*Text provided*:

[Begin]

Music, Politics, and Nationalism in Latin America: Chile During the Cold War Era by Jedrek Mularksi| 05 February, 2015
Music, Politics, and Nationalism in Latin America looks at how culture, specifically folk music – música típica (typical music), neofolclore (new folklore) and nueva canción – was appropriated for the purposes of politics, propaganda, patriotism and national identity.
The failure of Eduardo Frei’s Partido Demócrata Cristiano government (1964 to 1970) to instigate social, political and agrarian reforms resulted in the election of the Salvador Allende-led Unidad Popular coalition in 1970. Thereafter, as this story details, the Chilean establishment used all means necessary – ultimately ending in the 11 September, 1973, coup d’état – to destabilise the elected government. Patria y libertad (fatherland and freedom) won the day. Chile then enjoyed 18-years of well-publicised pariah-status for harbouring a murderous, fascist, military dictatorship.
Looping the Loop
Meanwhile, history is going round on the turntable. Book-ending this particularly lively discourse is folklorist, Victor Jara. Very much alive in the 1960s, bullet-ridden and dumped in a ditch by the middle of September 1973, he was reincarnated in the minds of Chile’s students in 2012, who 39 years hence, were still clamouring for a decent public education in a country where the rich and poor are separated by a chasm. If at this point you have a strong feeling of déjà vu, it is because stasis always builds a monument to inertia.
The sounds of Chile’s past, long silenced by diktat, such as the works of nueva canción performers Victor Jara, Inti-Illimani, Illapu, Quilapayún and Sol y Lluvia, etc., came to be joined by the music of Ana Tijoux, The Beatles, Rage Against the Machine, Manu Chao, Calle 13 and Michael Jackson, in a bid to find redress. Old rhythms, melodies and harmonies, from a time of more socially-conscious music, blended happily with international rock and pop.
Who Owns Tradition?
This very thorough and thoughtful appraisal of the subject draws from interviews with musicians, musicologists, academics, DJs, promoters, vox pops, journalists, newspaper reports, broadcast media and others to set the scene.

[End]

*Information shown*:
[Begin]

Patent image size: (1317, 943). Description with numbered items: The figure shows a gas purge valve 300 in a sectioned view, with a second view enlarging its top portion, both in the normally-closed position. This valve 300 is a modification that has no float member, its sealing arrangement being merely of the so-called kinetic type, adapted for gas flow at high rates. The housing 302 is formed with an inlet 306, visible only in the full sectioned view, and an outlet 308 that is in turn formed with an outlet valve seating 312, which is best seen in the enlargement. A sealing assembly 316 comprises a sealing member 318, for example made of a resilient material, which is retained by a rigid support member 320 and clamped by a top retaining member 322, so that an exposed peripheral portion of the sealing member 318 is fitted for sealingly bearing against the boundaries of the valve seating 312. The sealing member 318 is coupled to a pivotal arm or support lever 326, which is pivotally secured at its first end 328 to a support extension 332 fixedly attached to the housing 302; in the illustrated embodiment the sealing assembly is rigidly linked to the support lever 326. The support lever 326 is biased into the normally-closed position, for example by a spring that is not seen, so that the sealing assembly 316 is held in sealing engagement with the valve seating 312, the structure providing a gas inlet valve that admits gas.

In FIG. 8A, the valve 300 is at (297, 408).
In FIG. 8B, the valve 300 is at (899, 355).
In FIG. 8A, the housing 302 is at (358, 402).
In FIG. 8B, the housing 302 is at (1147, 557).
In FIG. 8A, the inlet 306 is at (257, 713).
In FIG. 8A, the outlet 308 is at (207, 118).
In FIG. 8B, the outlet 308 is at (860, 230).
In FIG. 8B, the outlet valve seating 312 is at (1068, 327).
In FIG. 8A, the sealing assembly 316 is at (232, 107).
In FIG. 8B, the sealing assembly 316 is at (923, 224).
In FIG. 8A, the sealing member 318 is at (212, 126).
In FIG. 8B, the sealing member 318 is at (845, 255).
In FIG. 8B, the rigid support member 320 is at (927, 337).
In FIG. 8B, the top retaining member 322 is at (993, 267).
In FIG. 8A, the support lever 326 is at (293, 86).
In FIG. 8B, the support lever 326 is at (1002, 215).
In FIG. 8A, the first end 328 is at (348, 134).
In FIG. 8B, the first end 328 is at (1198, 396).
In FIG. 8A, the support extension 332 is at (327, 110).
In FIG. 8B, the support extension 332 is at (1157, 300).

[End]

*Exercise instructions*:
A: Transcribe the rows word for word, from the first row through the line that contains "In FIG. 8B, the outlet 308 is at (860, 230).", with both ends included.
B: Continue the piece on music and politics in Cold War Chile, picking up after its final sentence.

*Exercise results*:
A:
Patent image size: (1317, 943). Description with numbered items: The figure shows a gas purge valve 300 in a sectioned view, with a second view enlarging its top portion, both in the normally-closed position. This valve 300 is a modification that has no float member, its sealing arrangement being merely of the so-called kinetic type, adapted for gas flow at high rates. The housing 302 is formed with an inlet 306, visible only in the full sectioned view, and an outlet 308 that is in turn formed with an outlet valve seating 312, which is best seen in the enlargement. A sealing assembly 316 comprises a sealing member 318, for example made of a resilient material, which is retained by a rigid support member 320 and clamped by a top retaining member 322, so that an exposed peripheral portion of the sealing member 318 is fitted for sealingly bearing against the boundaries of the valve seating 312. The sealing member 318 is coupled to a pivotal arm or support lever 326, which is pivotally secured at its first end 328 to a support extension 332 fixedly attached to the housing 302; in the illustrated embodiment the sealing assembly is rigidly linked to the support lever 326. The support lever 326 is biased into the normally-closed position, for example by a spring that is not seen, so that the sealing assembly 316 is held in sealing engagement with the valve seating 312, the structure providing a gas inlet valve that admits gas.

In FIG. 8A, the valve 300 is at (297, 408).
In FIG. 8B, the valve 300 is at (899, 355).
In FIG. 8A, the housing 302 is at (358, 402).
In FIG. 8B, the housing 302 is at (1147, 557).
In FIG. 8A, the inlet 306 is at (257, 713).
In FIG. 8A, the outlet 308 is at (207, 118).
In FIG. 8B, the outlet 308 is at (860, 230).

B:
Mularski deconstructs the Chilean folkloric tradition, particularly the cueca and rodada, the core of música típica; explores the development of nueva canción from neofolclore (a hybrid of pop and folkloric influences performed by groups such as Los de Santiago, Los de La Condes, Los Cuatro de Chile, Los del Sendero, Las Cuatro Brujas), which in turn had been influenced by Violeta Parra and Margot Loyola’s broadening of what constituted Chile’s musical tradition; the development of peñas, clubs set up to popularise nueva canción; the politics of recording; radio; the role of Unidad Popular, Partido Nacional, Partido Demócrata Cristiano, private business interests and a predominantly “right-wing” press, and outlines the sometimes violent and often irrational nature of the contest to win hearts and minds.
The “left”, academia, musicologists and folklorists were unabashed in wanting to change the social and political narrative, and not just what constituted Chilean folkloric tradition. The “right”, no less politically motivated, believed that its particular musical preferences didn’t carry any political baggage – covert or overt – and merely represented the authentic timbre of Chilean culture.
Songs such as “La Carta” (The Letter), “Según El Favor De Viento” (At The Mercy Of The Wind) or “¿Porque los Pobres No Tienen?” (Why Don’t The Poor Have?) by Violeta Parra, which took as their theme the realities of working life, a desire for change or a commitment to peace, were bad, whilst songs about the glories of Chilean history (especially the War of the Pacific), nature, the military, criollismo, pastoralism, love and religion were deemed good, certainly, apolitical, most definitely. “Los Viejos Estandartes” (The Old Standards) – which would become the official hymn of the Chilean army – and Adios Al Septimo De Linea (which referenced the 7th Brigade in the War of the Pacific), by Los Cuatro Cuartos, apparently had no political basis.
In betwixt the socially conscious and the status quo, Mularksi injects some valuable references to the work of folklorists such as Antonio Acevedo Hernández, Carlos Isamitt, Carlos Lavín and Osvaldo Rodríguez Musso. Acevedo, who sought without fear or favour to broaden the understanding of Chile’s folkloric traditions, said “if the University of Chile had not dedicated itself seriously to this [authentic folklore] music, it would have been falsified – in large part by the singers on the radio – and by the scorn of Chileans for what is theirs.”
El Musiquero, music magazine, echoed such commonalities in 1965: “This music that the new Chilean groups now offer is the same music as always – the rhythms have not changed; on the contrary, they have grown in stature with the popular apparition of some that were almost forgotten or that constituted the almost exclusive patrimony of a few.”
Albrecht Moreno, a musical-scholar, speaking about the role of Violeta Parra said: “…Violeta Parra did not create a nueva canción movement since the impetus behind her music was something that already existed in the creations of hundreds of anonymous poets and singers, both living and dead. What is significant in the work of Violeta was that she was able to construct a bridge over which the traditional culture of Chile could pass into the age of mass media.”
At the heart of Mularski’s thesis is: what is culture? On the one hand it is collective memory and on the other it is selective memory. In essence it is a synthesis of these elements – plus a good helping of authenticity, myth, legend and patriotic bull – which goes from time to time into the eternal blender for a temporal remix at 33rpm. It is a process in reality that has no definite beginning or end.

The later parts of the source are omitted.